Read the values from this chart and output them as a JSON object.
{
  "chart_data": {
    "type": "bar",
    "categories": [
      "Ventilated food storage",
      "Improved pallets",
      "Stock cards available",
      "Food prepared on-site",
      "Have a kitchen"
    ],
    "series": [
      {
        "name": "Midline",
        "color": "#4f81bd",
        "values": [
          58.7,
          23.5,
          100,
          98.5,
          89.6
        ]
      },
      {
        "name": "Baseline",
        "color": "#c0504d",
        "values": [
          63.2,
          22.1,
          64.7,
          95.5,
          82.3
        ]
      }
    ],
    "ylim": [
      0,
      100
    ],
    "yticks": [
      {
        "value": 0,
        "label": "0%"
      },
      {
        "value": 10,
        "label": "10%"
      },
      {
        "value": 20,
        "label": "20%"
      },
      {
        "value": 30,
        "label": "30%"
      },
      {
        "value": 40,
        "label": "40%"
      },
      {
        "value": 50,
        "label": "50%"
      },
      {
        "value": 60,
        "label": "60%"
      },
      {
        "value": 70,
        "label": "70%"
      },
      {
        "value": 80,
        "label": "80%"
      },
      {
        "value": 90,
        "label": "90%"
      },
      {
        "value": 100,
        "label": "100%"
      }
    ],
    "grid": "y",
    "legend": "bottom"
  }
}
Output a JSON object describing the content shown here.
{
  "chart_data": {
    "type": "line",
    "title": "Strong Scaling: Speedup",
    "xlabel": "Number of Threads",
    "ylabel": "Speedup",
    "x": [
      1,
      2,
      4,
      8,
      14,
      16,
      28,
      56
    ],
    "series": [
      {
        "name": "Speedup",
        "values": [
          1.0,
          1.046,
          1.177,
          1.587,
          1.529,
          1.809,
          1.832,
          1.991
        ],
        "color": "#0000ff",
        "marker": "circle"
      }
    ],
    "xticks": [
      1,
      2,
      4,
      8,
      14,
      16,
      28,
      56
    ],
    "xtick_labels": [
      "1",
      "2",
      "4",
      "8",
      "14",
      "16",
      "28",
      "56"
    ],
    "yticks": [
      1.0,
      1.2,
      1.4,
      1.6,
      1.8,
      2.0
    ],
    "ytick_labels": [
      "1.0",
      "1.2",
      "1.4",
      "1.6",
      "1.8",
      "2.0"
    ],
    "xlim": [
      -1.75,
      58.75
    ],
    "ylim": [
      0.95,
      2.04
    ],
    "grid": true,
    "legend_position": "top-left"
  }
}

════════

» **Your instructions**
Extract every record and return it verbatim.

» **The answer**
Read the values from this chart and output them as a JSON object.
{
  "chart_data": {
    "type": "bar",
    "categories": [
      "Ventilated food storage",
      "Improved pallets",
      "Stock cards available",
      "Food prepared on-site",
      "Have a kitchen"
    ],
    "series": [
      {
        "name": "Midline",
        "color": "#4f81bd",
        "values": [
          58.7,
          23.5,
          100,
          98.5,
          89.6
        ]
      },
      {
        "name": "Baseline",
        "color": "#c0504d",
        "values": [
          63.2,
          22.1,
          64.7,
          95.5,
          82.3
        ]
      }
    ],
    "ylim": [
      0,
      100
    ],
    "yticks": [
      {
        "value": 0,
        "label": "0%"
      },
      {
        "value": 10,
        "label": "10%"
      },
      {
        "value": 20,
        "label": "20%"
      },
      {
        "value": 30,
        "label": "30%"
      },
      {
        "value": 40,
        "label": "40%"
      },
      {
        "value": 50,
        "label": "50%"
      },
      {
        "value": 60,
        "label": "60%"
      },
      {
        "value": 70,
        "label": "70%"
      },
      {
        "value": 80,
        "label": "80%"
      },
      {
        "value": 90,
        "label": "90%"
      },
      {
        "value": 100,
        "label": "100%"
      }
    ],
    "grid": "y",
    "legend": "bottom"
  }
}
Output a JSON object describing the content shown here.
{
  "chart_data": {
    "type": "line",
    "title": "Strong Scaling: Speedup",
    "xlabel": "Number of Threads",
    "ylabel": "Speedup",
    "x": [
      1,
      2,
      4,
      8,
      14,
      16,
      28,
      56
    ],
    "series": [
      {
        "name": "Speedup",
        "values": [
          1.0,
          1.046,
          1.177,
          1.587,
          1.529,
          1.809,
          1.832,
          1.991
        ],
        "color": "#0000ff",
        "marker": "circle"
      }
    ],
    "xticks": [
      1,
      2,
      4,
      8,
      14,
      16,
      28,
      56
    ],
    "xtick_labels": [
      "1",
      "2",
      "4",
      "8",
      "14",
      "16",
      "28",
      "56"
    ],
    "yticks": [
      1.0,
      1.2,
      1.4,
      1.6,
      1.8,
      2.0
    ],
    "ytick_labels": [
      "1.0",
      "1.2",
      "1.4",
      "1.6",
      "1.8",
      "2.0"
    ],
    "xlim": [
      -1.75,
      58.75
    ],
    "ylim": [
      0.95,
      2.04
    ],
    "grid": true,
    "legend_position": "top-left"
  }
}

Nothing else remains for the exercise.